■ **EXERCISE PROMPT**
Please restate the following records word for word.

■ **A run of records**
--------------------------------------------------
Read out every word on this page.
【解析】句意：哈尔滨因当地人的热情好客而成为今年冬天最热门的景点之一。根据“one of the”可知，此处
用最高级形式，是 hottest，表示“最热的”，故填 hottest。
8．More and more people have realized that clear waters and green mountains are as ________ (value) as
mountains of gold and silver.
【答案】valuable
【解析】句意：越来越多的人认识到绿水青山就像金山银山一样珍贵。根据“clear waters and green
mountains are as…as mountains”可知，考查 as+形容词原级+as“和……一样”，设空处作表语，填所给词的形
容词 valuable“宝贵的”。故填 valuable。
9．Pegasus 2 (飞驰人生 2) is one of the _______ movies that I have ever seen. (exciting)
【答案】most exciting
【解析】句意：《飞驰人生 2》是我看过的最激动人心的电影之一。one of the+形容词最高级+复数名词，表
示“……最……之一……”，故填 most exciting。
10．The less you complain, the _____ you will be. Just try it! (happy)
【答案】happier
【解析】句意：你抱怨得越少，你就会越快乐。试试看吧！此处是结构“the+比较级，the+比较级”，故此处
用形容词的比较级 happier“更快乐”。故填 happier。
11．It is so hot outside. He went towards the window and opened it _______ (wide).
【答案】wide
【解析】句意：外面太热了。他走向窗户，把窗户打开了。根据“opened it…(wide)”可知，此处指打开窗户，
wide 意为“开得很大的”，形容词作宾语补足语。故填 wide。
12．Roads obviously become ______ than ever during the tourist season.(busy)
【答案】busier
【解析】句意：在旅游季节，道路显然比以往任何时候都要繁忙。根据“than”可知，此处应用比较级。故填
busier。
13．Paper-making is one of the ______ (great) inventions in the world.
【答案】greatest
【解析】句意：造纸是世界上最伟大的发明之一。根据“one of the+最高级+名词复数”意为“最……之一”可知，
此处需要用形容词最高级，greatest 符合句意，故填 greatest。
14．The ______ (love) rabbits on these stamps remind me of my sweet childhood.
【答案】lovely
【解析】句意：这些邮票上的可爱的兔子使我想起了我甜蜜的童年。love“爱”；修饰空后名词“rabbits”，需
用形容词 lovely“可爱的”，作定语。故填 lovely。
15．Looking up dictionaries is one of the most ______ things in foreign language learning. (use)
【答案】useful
--------------------------------------------------
■ **SOLUTION**
Read out every word on this page.
【解析】句意：哈尔滨因当地人的热情好客而成为今年冬天最热门的景点之一。根据“one of the”可知，此处
用最高级形式，是 hottest，表示“最热的”，故填 hottest。
8．More and more people have realized that clear waters and green mountains are as ________ (value) as
mountains of gold and silver.
【答案】valuable
【解析】句意：越来越多的人认识到绿水青山就像金山银山一样珍贵。根据“clear waters and green
mountains are as…as mountains”可知，考查 as+形容词原级+as“和……一样”，设空处作表语，填所给词的形
容词 valuable“宝贵的”。故填 valuable。
9．Pegasus 2 (飞驰人生 2) is one of the _______ movies that I have ever seen. (exciting)
【答案】most exciting
【解析】句意：《飞驰人生 2》是我看过的最激动人心的电影之一。one of the+形容词最高级+复数名词，表
示“……最……之一……”，故填 most exciting。
10．The less you complain, the _____ you will be. Just try it! (happy)
【答案】happier
【解析】句意：你抱怨得越少，你就会越快乐。试试看吧！此处是结构“the+比较级，the+比较级”，故此处
用形容词的比较级 happier“更快乐”。故填 happier。
11．It is so hot outside. He went towards the window and opened it _______ (wide).
【答案】wide
【解析】句意：外面太热了。他走向窗户，把窗户打开了。根据“opened it…(wide)”可知，此处指打开窗户，
wide 意为“开得很大的”，形容词作宾语补足语。故填 wide。
12．Roads obviously become ______ than ever during the tourist season.(busy)
【答案】busier
【解析】句意：在旅游季节，道路显然比以往任何时候都要繁忙。根据“than”可知，此处应用比较级。故填
busier。
13．Paper-making is one of the ______ (great) inventions in the world.
【答案】greatest
【解析】句意：造纸是世界上最伟大的发明之一。根据“one of the+最高级+名词复数”意为“最……之一”可知，
此处需要用形容词最高级，greatest 符合句意，故填 greatest。
14．The ______ (love) rabbits on these stamps remind me of my sweet childhood.
【答案】lovely
【解析】句意：这些邮票上的可爱的兔子使我想起了我甜蜜的童年。love“爱”；修饰空后名词“rabbits”，需
用形容词 lovely“可爱的”，作定语。故填 lovely。
15．Looking up dictionaries is one of the most ______ things in foreign language learning. (use)
【答案】useful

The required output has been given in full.